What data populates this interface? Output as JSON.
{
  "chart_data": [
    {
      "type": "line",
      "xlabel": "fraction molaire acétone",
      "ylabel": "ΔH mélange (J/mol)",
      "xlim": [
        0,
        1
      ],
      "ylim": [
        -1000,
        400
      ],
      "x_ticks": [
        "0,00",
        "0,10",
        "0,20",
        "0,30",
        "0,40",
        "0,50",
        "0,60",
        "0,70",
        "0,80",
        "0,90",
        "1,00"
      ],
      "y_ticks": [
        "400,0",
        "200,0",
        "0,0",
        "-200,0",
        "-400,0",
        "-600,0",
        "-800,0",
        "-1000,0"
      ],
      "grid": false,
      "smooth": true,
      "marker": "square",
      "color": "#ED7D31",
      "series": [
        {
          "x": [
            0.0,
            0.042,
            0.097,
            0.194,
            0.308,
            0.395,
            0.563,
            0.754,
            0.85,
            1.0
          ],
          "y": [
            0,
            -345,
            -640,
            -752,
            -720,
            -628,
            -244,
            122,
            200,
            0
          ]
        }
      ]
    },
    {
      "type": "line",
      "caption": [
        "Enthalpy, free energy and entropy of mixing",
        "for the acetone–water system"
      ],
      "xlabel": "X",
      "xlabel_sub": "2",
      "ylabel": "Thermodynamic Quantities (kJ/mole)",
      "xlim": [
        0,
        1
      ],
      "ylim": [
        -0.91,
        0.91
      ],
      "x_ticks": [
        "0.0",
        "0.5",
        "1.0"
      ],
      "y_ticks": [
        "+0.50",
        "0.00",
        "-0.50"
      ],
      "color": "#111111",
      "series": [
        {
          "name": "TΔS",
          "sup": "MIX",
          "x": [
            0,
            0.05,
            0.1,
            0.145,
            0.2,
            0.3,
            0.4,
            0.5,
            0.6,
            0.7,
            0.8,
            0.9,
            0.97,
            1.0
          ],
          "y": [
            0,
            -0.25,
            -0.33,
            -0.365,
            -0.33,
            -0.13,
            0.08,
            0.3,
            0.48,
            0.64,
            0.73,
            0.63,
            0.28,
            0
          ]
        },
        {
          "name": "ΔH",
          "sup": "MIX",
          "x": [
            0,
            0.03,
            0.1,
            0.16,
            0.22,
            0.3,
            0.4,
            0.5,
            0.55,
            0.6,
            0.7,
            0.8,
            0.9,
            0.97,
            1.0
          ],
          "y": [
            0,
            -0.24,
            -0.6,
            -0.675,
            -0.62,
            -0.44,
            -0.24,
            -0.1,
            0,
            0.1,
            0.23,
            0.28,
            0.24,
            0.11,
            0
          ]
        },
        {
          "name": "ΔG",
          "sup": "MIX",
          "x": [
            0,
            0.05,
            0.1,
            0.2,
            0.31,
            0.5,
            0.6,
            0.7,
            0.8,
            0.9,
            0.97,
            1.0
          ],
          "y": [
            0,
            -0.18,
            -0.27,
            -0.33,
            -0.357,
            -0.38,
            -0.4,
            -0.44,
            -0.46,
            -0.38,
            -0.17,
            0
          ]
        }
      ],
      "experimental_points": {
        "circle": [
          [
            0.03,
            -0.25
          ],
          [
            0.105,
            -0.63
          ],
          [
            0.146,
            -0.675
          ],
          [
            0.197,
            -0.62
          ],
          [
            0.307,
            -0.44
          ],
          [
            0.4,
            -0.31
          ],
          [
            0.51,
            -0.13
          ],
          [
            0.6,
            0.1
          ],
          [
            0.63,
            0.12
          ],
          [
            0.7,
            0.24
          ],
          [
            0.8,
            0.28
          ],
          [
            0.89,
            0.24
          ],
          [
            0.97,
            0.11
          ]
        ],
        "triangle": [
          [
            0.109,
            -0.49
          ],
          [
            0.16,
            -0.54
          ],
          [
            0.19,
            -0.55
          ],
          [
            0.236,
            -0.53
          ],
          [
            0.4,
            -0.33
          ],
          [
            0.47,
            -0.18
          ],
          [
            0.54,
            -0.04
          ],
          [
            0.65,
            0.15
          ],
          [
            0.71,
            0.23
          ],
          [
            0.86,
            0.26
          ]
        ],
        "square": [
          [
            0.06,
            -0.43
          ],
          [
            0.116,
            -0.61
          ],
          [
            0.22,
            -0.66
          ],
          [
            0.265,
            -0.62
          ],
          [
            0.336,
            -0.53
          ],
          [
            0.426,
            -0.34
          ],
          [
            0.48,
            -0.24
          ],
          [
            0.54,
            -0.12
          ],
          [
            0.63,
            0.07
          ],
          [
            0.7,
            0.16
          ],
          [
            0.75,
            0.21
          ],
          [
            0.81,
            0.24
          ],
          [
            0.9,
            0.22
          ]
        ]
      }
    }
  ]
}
● ● ●
Task description »
Nothing should be left out: return all of the records exactly.

Answer for this exercise »
What data populates this interface? Output as JSON.
{
  "chart_data": [
    {
      "type": "line",
      "xlabel": "fraction molaire acétone",
      "ylabel": "ΔH mélange (J/mol)",
      "xlim": [
        0,
        1
      ],
      "ylim": [
        -1000,
        400
      ],
      "x_ticks": [
        "0,00",
        "0,10",
        "0,20",
        "0,30",
        "0,40",
        "0,50",
        "0,60",
        "0,70",
        "0,80",
        "0,90",
        "1,00"
      ],
      "y_ticks": [
        "400,0",
        "200,0",
        "0,0",
        "-200,0",
        "-400,0",
        "-600,0",
        "-800,0",
        "-1000,0"
      ],
      "grid": false,
      "smooth": true,
      "marker": "square",
      "color": "#ED7D31",
      "series": [
        {
          "x": [
            0.0,
            0.042,
            0.097,
            0.194,
            0.308,
            0.395,
            0.563,
            0.754,
            0.85,
            1.0
          ],
          "y": [
            0,
            -345,
            -640,
            -752,
            -720,
            -628,
            -244,
            122,
            200,
            0
          ]
        }
      ]
    },
    {
      "type": "line",
      "caption": [
        "Enthalpy, free energy and entropy of mixing",
        "for the acetone–water system"
      ],
      "xlabel": "X",
      "xlabel_sub": "2",
      "ylabel": "Thermodynamic Quantities (kJ/mole)",
      "xlim": [
        0,
        1
      ],
      "ylim": [
        -0.91,
        0.91
      ],
      "x_ticks": [
        "0.0",
        "0.5",
        "1.0"
      ],
      "y_ticks": [
        "+0.50",
        "0.00",
        "-0.50"
      ],
      "color": "#111111",
      "series": [
        {
          "name": "TΔS",
          "sup": "MIX",
          "x": [
            0,
            0.05,
            0.1,
            0.145,
            0.2,
            0.3,
            0.4,
            0.5,
            0.6,
            0.7,
            0.8,
            0.9,
            0.97,
            1.0
          ],
          "y": [
            0,
            -0.25,
            -0.33,
            -0.365,
            -0.33,
            -0.13,
            0.08,
            0.3,
            0.48,
            0.64,
            0.73,
            0.63,
            0.28,
            0
          ]
        },
        {
          "name": "ΔH",
          "sup": "MIX",
          "x": [
            0,
            0.03,
            0.1,
            0.16,
            0.22,
            0.3,
            0.4,
            0.5,
            0.55,
            0.6,
            0.7,
            0.8,
            0.9,
            0.97,
            1.0
          ],
          "y": [
            0,
            -0.24,
            -0.6,
            -0.675,
            -0.62,
            -0.44,
            -0.24,
            -0.1,
            0,
            0.1,
            0.23,
            0.28,
            0.24,
            0.11,
            0
          ]
        },
        {
          "name": "ΔG",
          "sup": "MIX",
          "x": [
            0,
            0.05,
            0.1,
            0.2,
            0.31,
            0.5,
            0.6,
            0.7,
            0.8,
            0.9,
            0.97,
            1.0
          ],
          "y": [
            0,
            -0.18,
            -0.27,
            -0.33,
            -0.357,
            -0.38,
            -0.4,
            -0.44,
            -0.46,
            -0.38,
            -0.17,
            0
          ]
        }
      ],
      "experimental_points": {
        "circle": [
          [
            0.03,
            -0.25
          ],
          [
            0.105,
            -0.63
          ],
          [
            0.146,
            -0.675
          ],
          [
            0.197,
            -0.62
          ],
          [
            0.307,
            -0.44
          ],
          [
            0.4,
            -0.31
          ],
          [
            0.51,
            -0.13
          ],
          [
            0.6,
            0.1
          ],
          [
            0.63,
            0.12
          ],
          [
            0.7,
            0.24
          ],
          [
            0.8,
            0.28
          ],
          [
            0.89,
            0.24
          ],
          [
            0.97,
            0.11
          ]
        ],
        "triangle": [
          [
            0.109,
            -0.49
          ],
          [
            0.16,
            -0.54
          ],
          [
            0.19,
            -0.55
          ],
          [
            0.236,
            -0.53
          ],
          [
            0.4,
            -0.33
          ],
          [
            0.47,
            -0.18
          ],
          [
            0.54,
            -0.04
          ],
          [
            0.65,
            0.15
          ],
          [
            0.71,
            0.23
          ],
          [
            0.86,
            0.26
          ]
        ],
        "square": [
          [
            0.06,
            -0.43
          ],
          [
            0.116,
            -0.61
          ],
          [
            0.22,
            -0.66
          ],
          [
            0.265,
            -0.62
          ],
          [
            0.336,
            -0.53
          ],
          [
            0.426,
            -0.34
          ],
          [
            0.48,
            -0.24
          ],
          [
            0.54,
            -0.12
          ],
          [
            0.63,
            0.07
          ],
          [
            0.7,
            0.16
          ],
          [
            0.75,
            0.21
          ],
          [
            0.81,
            0.24
          ],
          [
            0.9,
            0.22
          ]
        ]
      }
    }
  ]
}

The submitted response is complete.